The tasks:
- a) Write out the part of the HVAC insect guide starting at "Keep Your Landscaping" and ending at "and cooling system.", word for word.
- b) In the HVAC insect guide, condense the paragraph beginning "Keep bushes, trees, flowers" into a shorter version that keeps its main facts.

How to Keep Insects Out of Your HVAC System

It’s common for New England’s insects to find their way inside your home through your HVAC system during both the summer and winter as they look to escape extreme temperatures. Unfortunately, this can cause damage to your home’s structure and make it an inhabitable place for your family to live.

You’ll need to be proactive if you want to prevent your house from being a haven for spiders, crickets, beetles, and other crawling insects that will make their way through your outdoor HVAC unit, through your ducts, and into your home. Here’s a few steps you can take.  

Keep Your Landscaping Tidy

Keep bushes, trees, flowers, shrubs, and other landscaping around your home tidy, especially around your outdoor condenser. There should be a 3-foot or greater clearance between any landscaping and your outdoor unit to discourage bugs that nest in trees and shrubs from easily migrating to your house through your heating and cooling system.

If you want to have a flower or vegetable garden in your yard, consider putting it away from your house. For example, if you have a fenced-in backyard, you could put your vegetable garden just a few feet from the back fence. While this may make it less convenient to get to for watering and harvesting, it keeps insects that are specifically attracted to vegetables and certain types of flowers – like aphids and squash bugs – far away from possible points of entry to your home.

Recorded information:
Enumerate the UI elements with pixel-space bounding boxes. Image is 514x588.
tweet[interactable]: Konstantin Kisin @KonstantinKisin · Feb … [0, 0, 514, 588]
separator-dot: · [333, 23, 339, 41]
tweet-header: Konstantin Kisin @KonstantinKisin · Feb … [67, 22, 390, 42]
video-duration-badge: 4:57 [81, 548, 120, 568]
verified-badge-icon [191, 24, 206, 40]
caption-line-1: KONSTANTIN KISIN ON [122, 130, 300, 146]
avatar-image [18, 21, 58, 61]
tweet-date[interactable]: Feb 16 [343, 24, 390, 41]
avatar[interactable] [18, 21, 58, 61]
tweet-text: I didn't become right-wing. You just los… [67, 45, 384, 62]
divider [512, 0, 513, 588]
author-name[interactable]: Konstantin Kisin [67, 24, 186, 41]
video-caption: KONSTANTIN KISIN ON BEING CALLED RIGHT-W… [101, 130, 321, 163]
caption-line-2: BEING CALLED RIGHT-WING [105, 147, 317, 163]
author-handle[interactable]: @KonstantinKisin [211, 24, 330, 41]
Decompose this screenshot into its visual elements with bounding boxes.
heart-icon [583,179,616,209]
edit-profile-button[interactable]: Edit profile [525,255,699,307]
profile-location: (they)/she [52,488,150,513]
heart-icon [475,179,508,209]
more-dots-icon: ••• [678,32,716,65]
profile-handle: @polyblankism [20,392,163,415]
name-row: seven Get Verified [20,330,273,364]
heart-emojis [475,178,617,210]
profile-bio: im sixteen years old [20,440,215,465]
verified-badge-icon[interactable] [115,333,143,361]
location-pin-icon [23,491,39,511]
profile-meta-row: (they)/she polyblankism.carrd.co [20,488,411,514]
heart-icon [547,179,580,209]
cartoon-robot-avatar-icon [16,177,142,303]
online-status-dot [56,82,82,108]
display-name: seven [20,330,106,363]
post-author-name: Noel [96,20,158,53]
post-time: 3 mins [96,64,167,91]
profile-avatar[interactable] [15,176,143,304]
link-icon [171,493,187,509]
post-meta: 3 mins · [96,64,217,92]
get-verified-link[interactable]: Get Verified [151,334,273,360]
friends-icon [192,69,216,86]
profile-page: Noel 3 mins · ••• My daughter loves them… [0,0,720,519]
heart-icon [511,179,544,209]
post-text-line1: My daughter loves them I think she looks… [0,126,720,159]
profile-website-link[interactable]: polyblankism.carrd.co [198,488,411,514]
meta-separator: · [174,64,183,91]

Responses per task:
- a)
Keep Your Landscaping Tidy

Keep bushes, trees, flowers, shrubs, and other landscaping around your home tidy, especially around your outdoor condenser. There should be a 3-foot or greater clearance between any landscaping and your outdoor unit to discourage bugs that nest in trees and shrubs from easily migrating to your house through your heating and cooling system.

- b) Keep all landscaping around your home tidy, especially near the outdoor condenser. Leave at least 3 feet of clearance between plants and the unit so bugs that nest in trees and shrubs can't easily move into your house through the heating and cooling system.